Task requirements - Without the pictures, print each of the records below exactly as it appears.

Supplied entries -
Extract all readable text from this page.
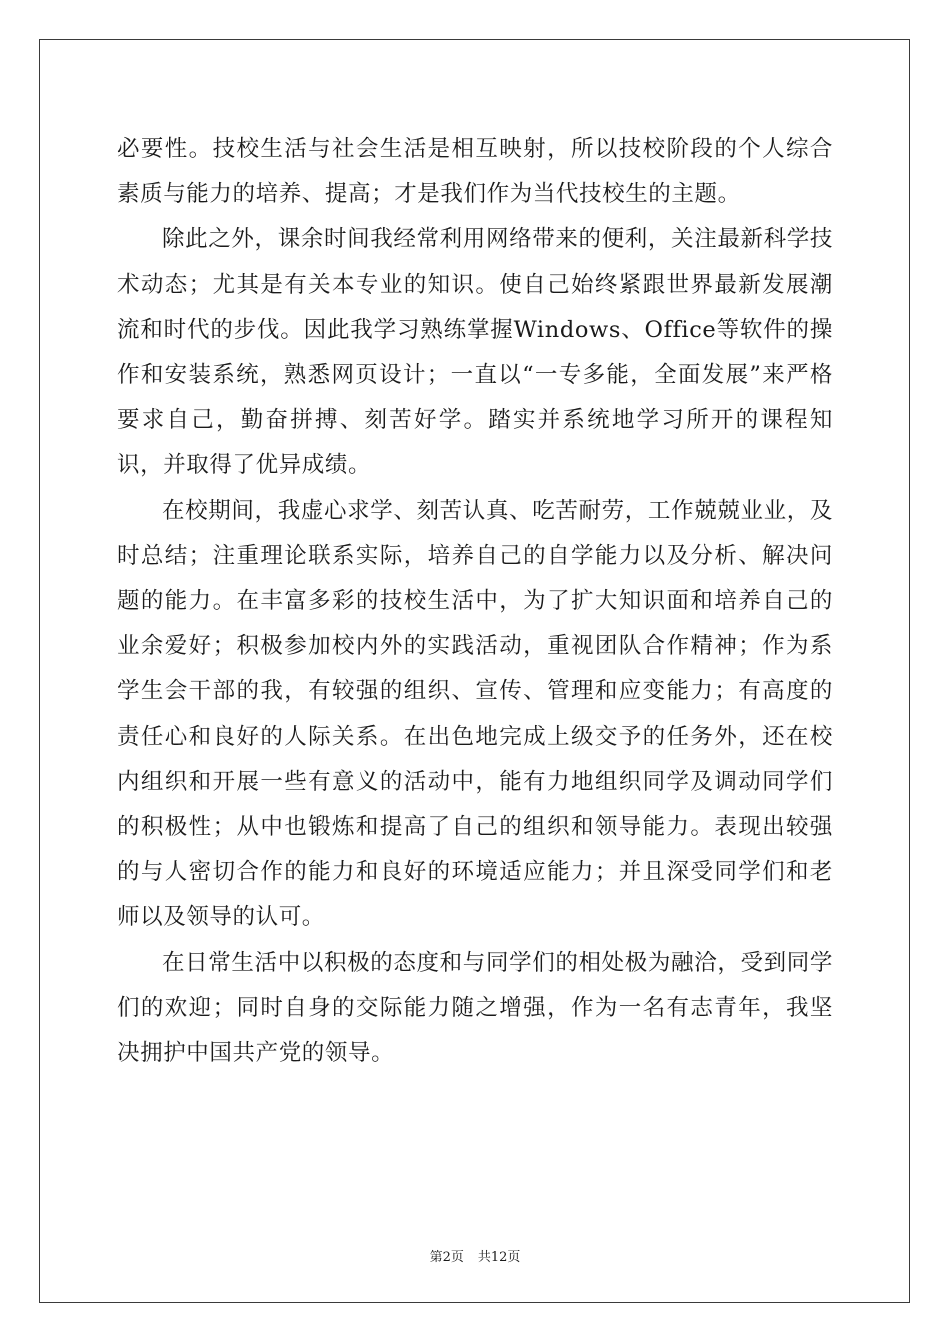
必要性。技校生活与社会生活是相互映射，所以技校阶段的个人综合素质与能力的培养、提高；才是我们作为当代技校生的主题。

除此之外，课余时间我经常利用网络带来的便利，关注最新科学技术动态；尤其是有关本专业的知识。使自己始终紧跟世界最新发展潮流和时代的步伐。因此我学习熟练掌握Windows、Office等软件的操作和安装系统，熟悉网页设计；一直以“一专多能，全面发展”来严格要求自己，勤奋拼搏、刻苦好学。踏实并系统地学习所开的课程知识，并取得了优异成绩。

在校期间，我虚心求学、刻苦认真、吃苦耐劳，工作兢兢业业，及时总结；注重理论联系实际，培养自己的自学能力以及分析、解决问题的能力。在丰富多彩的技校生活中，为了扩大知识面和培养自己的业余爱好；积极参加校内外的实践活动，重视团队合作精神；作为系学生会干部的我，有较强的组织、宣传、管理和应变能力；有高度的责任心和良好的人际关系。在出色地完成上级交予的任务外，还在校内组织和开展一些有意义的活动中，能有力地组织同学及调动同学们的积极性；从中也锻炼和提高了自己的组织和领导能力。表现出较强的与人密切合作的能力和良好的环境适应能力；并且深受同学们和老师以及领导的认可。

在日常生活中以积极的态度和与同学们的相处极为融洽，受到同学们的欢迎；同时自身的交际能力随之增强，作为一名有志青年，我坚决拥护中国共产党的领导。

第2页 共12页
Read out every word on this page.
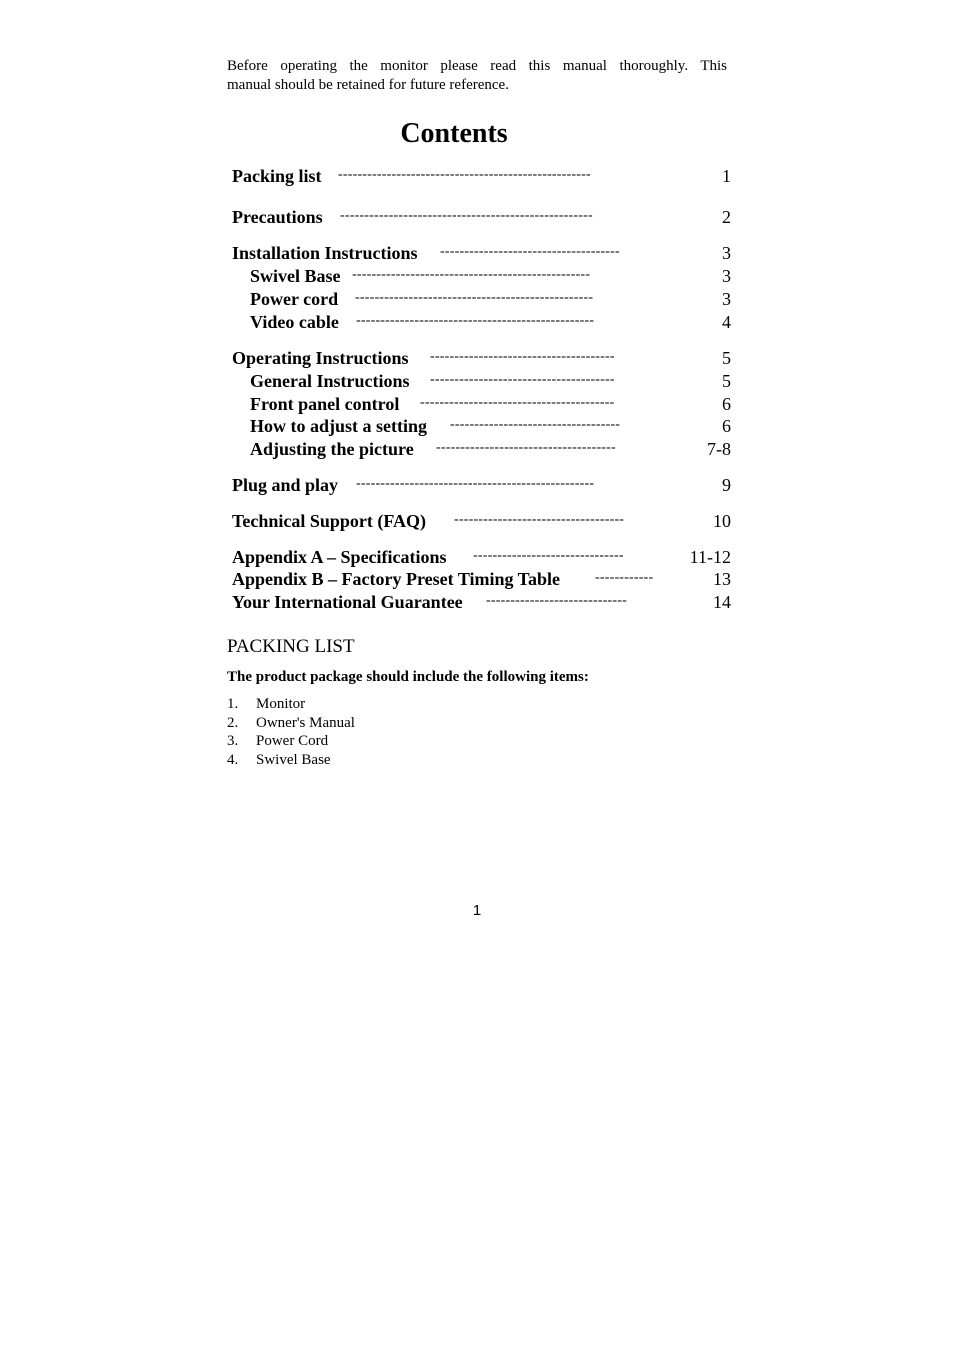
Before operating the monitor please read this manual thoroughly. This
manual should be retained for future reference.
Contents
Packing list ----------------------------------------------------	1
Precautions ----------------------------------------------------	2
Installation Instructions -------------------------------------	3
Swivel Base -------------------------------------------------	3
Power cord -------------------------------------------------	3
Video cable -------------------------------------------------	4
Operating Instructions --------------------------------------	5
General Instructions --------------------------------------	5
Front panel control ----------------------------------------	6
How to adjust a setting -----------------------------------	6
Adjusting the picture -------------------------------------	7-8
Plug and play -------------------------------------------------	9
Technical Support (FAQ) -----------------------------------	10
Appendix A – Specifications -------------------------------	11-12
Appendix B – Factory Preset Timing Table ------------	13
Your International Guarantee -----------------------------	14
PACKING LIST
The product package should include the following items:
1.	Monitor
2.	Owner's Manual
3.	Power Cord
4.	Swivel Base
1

Worked answer -
Extract all readable text from this page.
必要性。技校生活与社会生活是相互映射，所以技校阶段的个人综合素质与能力的培养、提高；才是我们作为当代技校生的主题。

除此之外，课余时间我经常利用网络带来的便利，关注最新科学技术动态；尤其是有关本专业的知识。使自己始终紧跟世界最新发展潮流和时代的步伐。因此我学习熟练掌握Windows、Office等软件的操作和安装系统，熟悉网页设计；一直以“一专多能，全面发展”来严格要求自己，勤奋拼搏、刻苦好学。踏实并系统地学习所开的课程知识，并取得了优异成绩。

在校期间，我虚心求学、刻苦认真、吃苦耐劳，工作兢兢业业，及时总结；注重理论联系实际，培养自己的自学能力以及分析、解决问题的能力。在丰富多彩的技校生活中，为了扩大知识面和培养自己的业余爱好；积极参加校内外的实践活动，重视团队合作精神；作为系学生会干部的我，有较强的组织、宣传、管理和应变能力；有高度的责任心和良好的人际关系。在出色地完成上级交予的任务外，还在校内组织和开展一些有意义的活动中，能有力地组织同学及调动同学们的积极性；从中也锻炼和提高了自己的组织和领导能力。表现出较强的与人密切合作的能力和良好的环境适应能力；并且深受同学们和老师以及领导的认可。

在日常生活中以积极的态度和与同学们的相处极为融洽，受到同学们的欢迎；同时自身的交际能力随之增强，作为一名有志青年，我坚决拥护中国共产党的领导。

第2页 共12页
Read out every word on this page.
Before operating the monitor please read this manual thoroughly. This
manual should be retained for future reference.
Contents
Packing list ----------------------------------------------------	1
Precautions ----------------------------------------------------	2
Installation Instructions -------------------------------------	3
Swivel Base -------------------------------------------------	3
Power cord -------------------------------------------------	3
Video cable -------------------------------------------------	4
Operating Instructions --------------------------------------	5
General Instructions --------------------------------------	5
Front panel control ----------------------------------------	6
How to adjust a setting -----------------------------------	6
Adjusting the picture -------------------------------------	7-8
Plug and play -------------------------------------------------	9
Technical Support (FAQ) -----------------------------------	10
Appendix A – Specifications -------------------------------	11-12
Appendix B – Factory Preset Timing Table ------------	13
Your International Guarantee -----------------------------	14
PACKING LIST
The product package should include the following items:
1.	Monitor
2.	Owner's Manual
3.	Power Cord
4.	Swivel Base
1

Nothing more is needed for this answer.